*** Extract

I'm just reading Tintin in America for the first time and have noticed a couple of what I would call errors.
First, the taxi at the beginning of the story is right-hand drive. Should be left-hand drive, shouldn't it? Also, the motorcycle with sidecar has the sidecar on the left side - typically in countries where one drives on the right the sidecar is on the right side of the motorcycle. A number of other vehicles (all of them?) also appear to be right hand drive. No, not all, the gangster's car on pg. 12 appears to be left-hand drive, as does the pick-up on pg. 15. Oops, more right-hand drives on pgs. 29 and 54. As far as I know, other than for special purposes such as rural mail-delivery vehicles (so that the driver can reach mailboxes from his seat without driving on the wrong side of the road), right-hand drive vehicles have never been common in north America.
Next, the railroad crossing gates on pg. 30 are of a type that I've never seen in North America.
There may be others, but I'm a gear-head so I notice some of the transportation related errors.
-- Update: Posted: 30 Apr 2006 15:36:42 OK, I guess I can answer my own question, at least partly. In the 1900's and 1910's, some US made cars were right-hand drive. A few makers persisted with this into the 20's. And of course imports from the UK would most likely have been uncoverted right hand drive. My own home province, Nova Scotia, as well as some others (NB, PEI, BC), didn't switch to driving on the right until about 1924. Newfoundland didn't do so until they joined Canada. Still, by the late 20s/early 30s, when this story was written, the vast majority of US vehicles were left-hand drive. If I had to guess, and I do at this point, I'd say that right-hand drive vehicles are probably over-represented in Tintin in America's illustrations, but they were probably not terribly uncommon at the time. I wonder if purpose-built taxis might have been right-hand drive so that the driver would be on the same side of the car as passengers he would be picking up? So, it's maybe not as bad as I thought.
-- [Edited by Moderator (marsbar) to combine 2 consecutive posts.]

******
*** Extracted records

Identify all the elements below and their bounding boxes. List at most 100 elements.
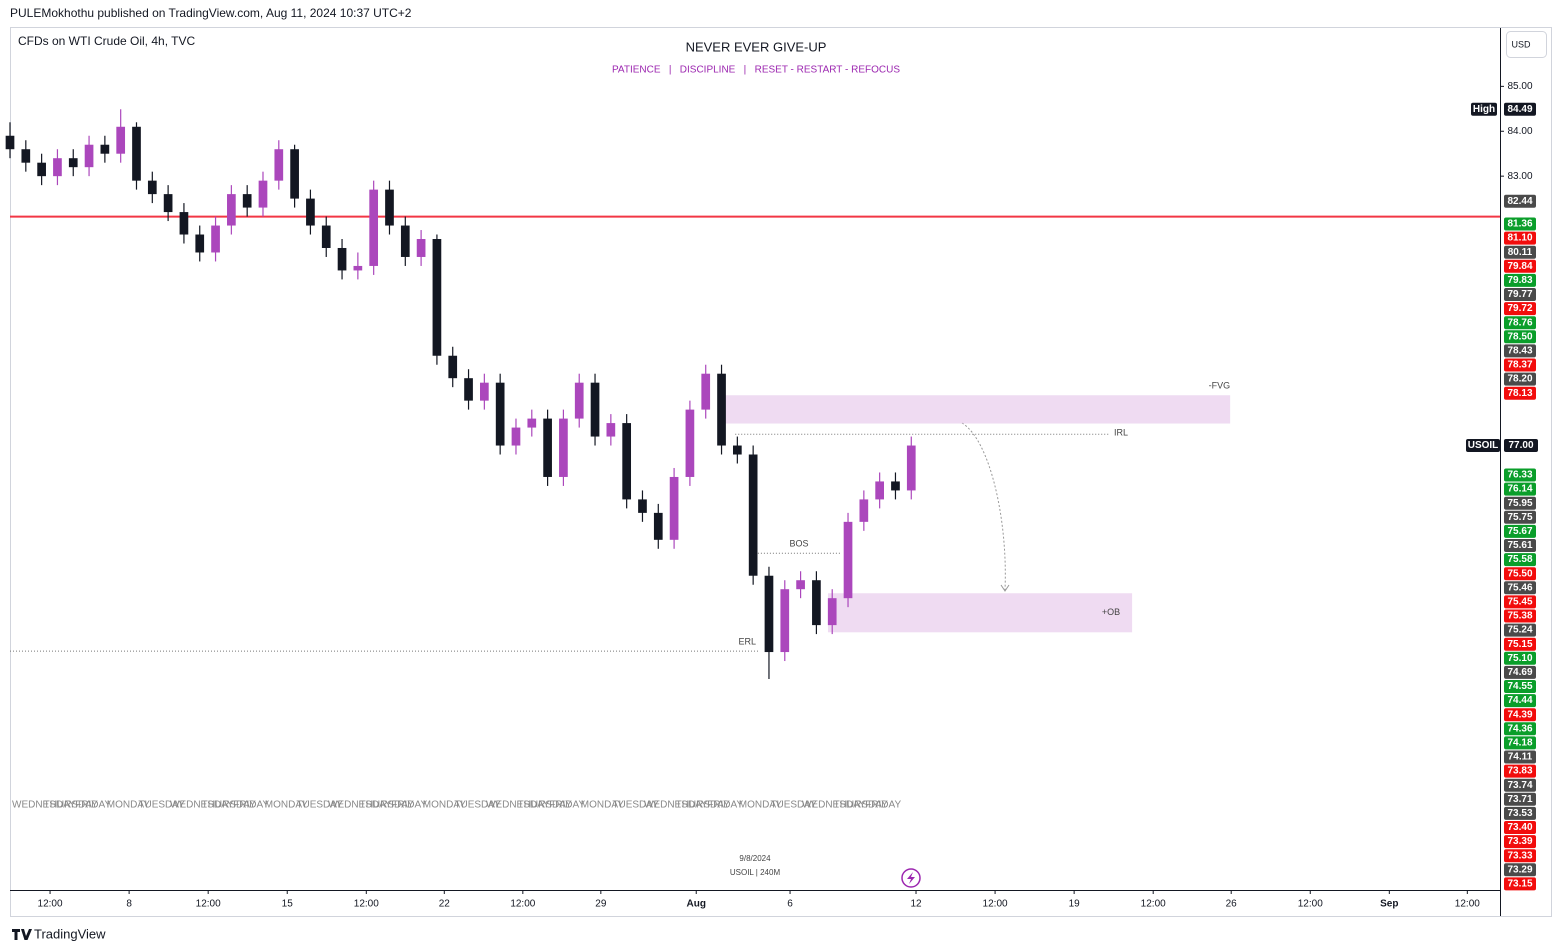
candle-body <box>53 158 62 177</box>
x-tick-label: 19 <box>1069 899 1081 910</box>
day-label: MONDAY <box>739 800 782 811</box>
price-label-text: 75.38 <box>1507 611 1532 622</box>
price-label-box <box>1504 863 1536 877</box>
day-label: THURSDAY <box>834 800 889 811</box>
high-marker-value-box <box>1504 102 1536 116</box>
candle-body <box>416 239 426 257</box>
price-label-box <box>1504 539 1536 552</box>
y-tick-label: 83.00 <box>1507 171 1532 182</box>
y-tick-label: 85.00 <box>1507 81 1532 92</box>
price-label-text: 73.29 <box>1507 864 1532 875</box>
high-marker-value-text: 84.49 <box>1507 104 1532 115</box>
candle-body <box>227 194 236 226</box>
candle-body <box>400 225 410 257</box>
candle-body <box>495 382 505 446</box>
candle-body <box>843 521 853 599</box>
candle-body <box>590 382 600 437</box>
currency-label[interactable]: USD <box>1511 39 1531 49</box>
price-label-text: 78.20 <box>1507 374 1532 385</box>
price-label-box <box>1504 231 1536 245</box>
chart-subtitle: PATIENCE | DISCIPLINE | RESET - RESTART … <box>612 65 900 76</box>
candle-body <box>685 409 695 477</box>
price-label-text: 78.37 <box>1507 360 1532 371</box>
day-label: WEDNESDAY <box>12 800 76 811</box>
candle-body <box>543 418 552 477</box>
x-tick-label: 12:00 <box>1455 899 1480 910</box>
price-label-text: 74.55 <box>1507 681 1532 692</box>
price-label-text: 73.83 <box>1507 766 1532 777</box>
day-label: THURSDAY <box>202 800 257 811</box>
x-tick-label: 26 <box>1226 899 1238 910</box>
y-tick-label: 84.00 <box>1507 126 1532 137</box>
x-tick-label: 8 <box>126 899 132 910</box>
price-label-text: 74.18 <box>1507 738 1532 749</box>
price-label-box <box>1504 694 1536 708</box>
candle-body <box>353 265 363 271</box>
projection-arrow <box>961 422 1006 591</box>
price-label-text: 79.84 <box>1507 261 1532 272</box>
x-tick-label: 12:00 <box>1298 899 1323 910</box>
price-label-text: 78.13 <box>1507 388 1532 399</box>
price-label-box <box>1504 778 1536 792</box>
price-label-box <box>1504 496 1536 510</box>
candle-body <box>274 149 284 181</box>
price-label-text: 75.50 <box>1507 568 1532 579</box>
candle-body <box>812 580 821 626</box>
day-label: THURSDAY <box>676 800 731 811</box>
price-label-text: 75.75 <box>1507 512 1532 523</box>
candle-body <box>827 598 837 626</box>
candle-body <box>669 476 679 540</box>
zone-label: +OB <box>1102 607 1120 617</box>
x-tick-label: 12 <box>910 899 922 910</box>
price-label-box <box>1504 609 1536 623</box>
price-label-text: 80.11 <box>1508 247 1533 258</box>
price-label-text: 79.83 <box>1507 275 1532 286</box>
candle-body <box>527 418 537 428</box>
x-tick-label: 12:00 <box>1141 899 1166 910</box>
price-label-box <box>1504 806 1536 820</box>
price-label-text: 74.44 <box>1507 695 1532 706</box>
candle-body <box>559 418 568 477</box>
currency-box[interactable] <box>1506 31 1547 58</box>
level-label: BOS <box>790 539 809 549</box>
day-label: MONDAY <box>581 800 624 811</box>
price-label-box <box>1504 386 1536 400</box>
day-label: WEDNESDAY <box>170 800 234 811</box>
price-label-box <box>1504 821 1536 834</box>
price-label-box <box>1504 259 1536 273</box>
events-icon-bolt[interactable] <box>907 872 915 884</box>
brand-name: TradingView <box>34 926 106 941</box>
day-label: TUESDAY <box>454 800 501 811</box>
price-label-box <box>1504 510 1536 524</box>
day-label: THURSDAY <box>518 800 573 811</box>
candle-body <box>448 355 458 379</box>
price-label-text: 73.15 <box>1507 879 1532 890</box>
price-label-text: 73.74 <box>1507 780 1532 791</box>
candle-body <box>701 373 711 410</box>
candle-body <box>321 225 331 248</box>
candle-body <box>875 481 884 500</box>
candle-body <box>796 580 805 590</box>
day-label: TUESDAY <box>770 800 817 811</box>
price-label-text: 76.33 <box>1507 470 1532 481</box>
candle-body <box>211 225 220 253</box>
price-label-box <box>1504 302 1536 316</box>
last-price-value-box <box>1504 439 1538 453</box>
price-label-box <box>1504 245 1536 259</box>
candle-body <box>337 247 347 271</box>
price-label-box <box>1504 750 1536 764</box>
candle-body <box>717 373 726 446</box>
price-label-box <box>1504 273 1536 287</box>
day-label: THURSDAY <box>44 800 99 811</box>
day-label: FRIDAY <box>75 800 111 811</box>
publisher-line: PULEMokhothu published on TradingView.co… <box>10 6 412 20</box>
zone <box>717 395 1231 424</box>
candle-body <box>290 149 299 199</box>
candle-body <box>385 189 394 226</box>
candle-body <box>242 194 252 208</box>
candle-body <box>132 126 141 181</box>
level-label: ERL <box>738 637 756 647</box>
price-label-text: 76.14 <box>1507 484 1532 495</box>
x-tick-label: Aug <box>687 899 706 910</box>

******
*** Extracted records

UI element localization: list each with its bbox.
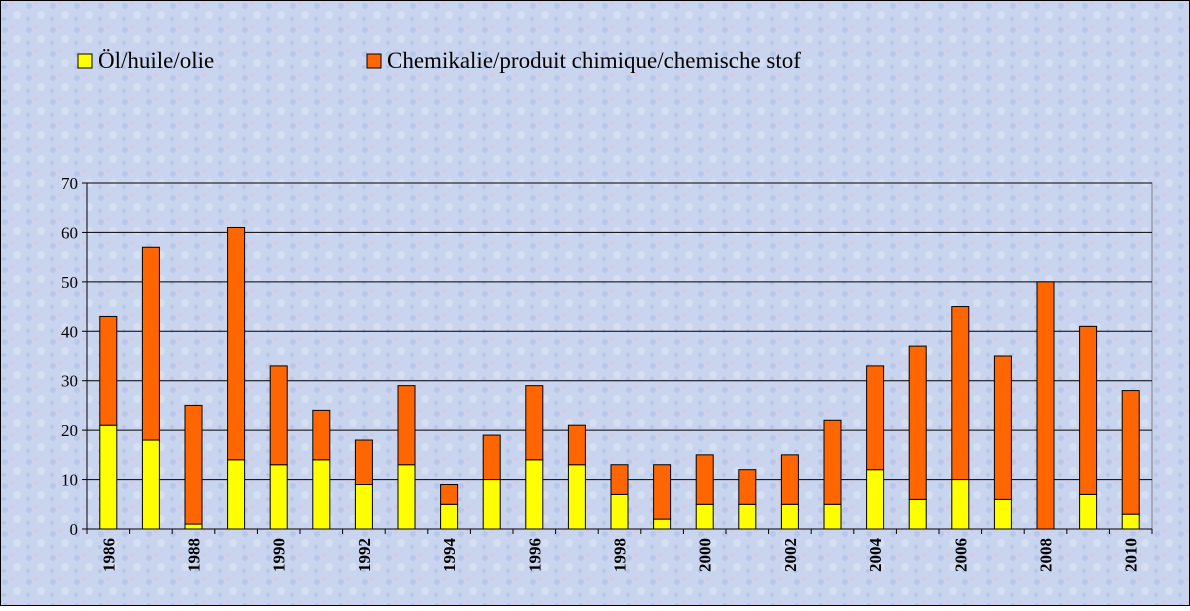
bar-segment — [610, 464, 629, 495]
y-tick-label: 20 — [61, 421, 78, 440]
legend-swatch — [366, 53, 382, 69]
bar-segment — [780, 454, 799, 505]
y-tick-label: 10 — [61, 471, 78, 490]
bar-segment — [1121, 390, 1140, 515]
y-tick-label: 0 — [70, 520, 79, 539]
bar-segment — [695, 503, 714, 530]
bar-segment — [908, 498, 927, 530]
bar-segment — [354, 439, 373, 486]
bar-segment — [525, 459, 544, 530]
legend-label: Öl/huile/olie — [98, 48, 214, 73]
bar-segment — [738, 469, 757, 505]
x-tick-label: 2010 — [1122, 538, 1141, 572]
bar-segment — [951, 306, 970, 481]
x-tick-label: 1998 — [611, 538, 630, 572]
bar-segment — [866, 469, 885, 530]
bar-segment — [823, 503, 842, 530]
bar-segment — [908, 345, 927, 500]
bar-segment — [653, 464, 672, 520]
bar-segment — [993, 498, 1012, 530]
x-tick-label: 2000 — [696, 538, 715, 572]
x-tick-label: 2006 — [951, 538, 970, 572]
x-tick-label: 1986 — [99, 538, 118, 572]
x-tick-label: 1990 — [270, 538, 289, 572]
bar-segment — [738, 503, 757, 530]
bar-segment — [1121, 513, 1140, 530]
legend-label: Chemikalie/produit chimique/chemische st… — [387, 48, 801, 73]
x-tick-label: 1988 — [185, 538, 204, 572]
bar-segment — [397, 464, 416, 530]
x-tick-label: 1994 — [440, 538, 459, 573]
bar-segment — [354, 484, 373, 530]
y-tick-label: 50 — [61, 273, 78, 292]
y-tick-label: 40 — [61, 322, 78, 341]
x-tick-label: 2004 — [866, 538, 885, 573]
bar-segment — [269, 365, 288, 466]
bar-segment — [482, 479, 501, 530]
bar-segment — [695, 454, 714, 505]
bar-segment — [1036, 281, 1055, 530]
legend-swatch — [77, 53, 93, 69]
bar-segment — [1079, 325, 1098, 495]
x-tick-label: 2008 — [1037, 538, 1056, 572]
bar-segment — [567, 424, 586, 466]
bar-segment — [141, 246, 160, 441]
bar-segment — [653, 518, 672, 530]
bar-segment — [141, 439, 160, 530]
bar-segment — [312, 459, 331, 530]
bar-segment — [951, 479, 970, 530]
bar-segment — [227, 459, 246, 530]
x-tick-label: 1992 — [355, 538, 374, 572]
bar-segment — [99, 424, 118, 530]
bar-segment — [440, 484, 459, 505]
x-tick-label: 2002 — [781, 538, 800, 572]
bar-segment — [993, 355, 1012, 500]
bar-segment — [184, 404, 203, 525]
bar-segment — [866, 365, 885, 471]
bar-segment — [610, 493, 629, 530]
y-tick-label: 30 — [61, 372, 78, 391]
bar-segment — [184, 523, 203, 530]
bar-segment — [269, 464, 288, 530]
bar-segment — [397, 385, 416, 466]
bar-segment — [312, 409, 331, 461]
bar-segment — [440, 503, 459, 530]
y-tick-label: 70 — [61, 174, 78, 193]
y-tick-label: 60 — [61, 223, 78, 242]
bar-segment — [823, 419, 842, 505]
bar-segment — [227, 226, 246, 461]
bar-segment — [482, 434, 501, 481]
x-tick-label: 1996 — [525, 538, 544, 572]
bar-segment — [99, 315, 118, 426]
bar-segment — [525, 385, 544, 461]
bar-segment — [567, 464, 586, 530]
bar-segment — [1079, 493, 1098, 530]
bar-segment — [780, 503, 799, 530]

******

**Tasks to complete:**
[a] According to the post about Tintin in America, around what year did Nova Scotia switch to driving on the right?
[b] Render this sentence from the post about Tintin in America in French: "Next, the railroad crossing gates on pg. 30 are of a type that I've never seen in North America."
[c] Output the passage of the post about Tintin in America from "Next, the railroad" to "transportation related errors.", copied without any changes.

**Task solutions:**
[a] About 1924.

[b] Ensuite, les barrières du passage à niveau de la page 30 sont d'un type que je n'ai jamais vu en Amérique du Nord.

[c]
Next, the railroad crossing gates on pg. 30 are of a type that I've never seen in North America.
There may be others, but I'm a gear-head so I notice some of the transportation related errors.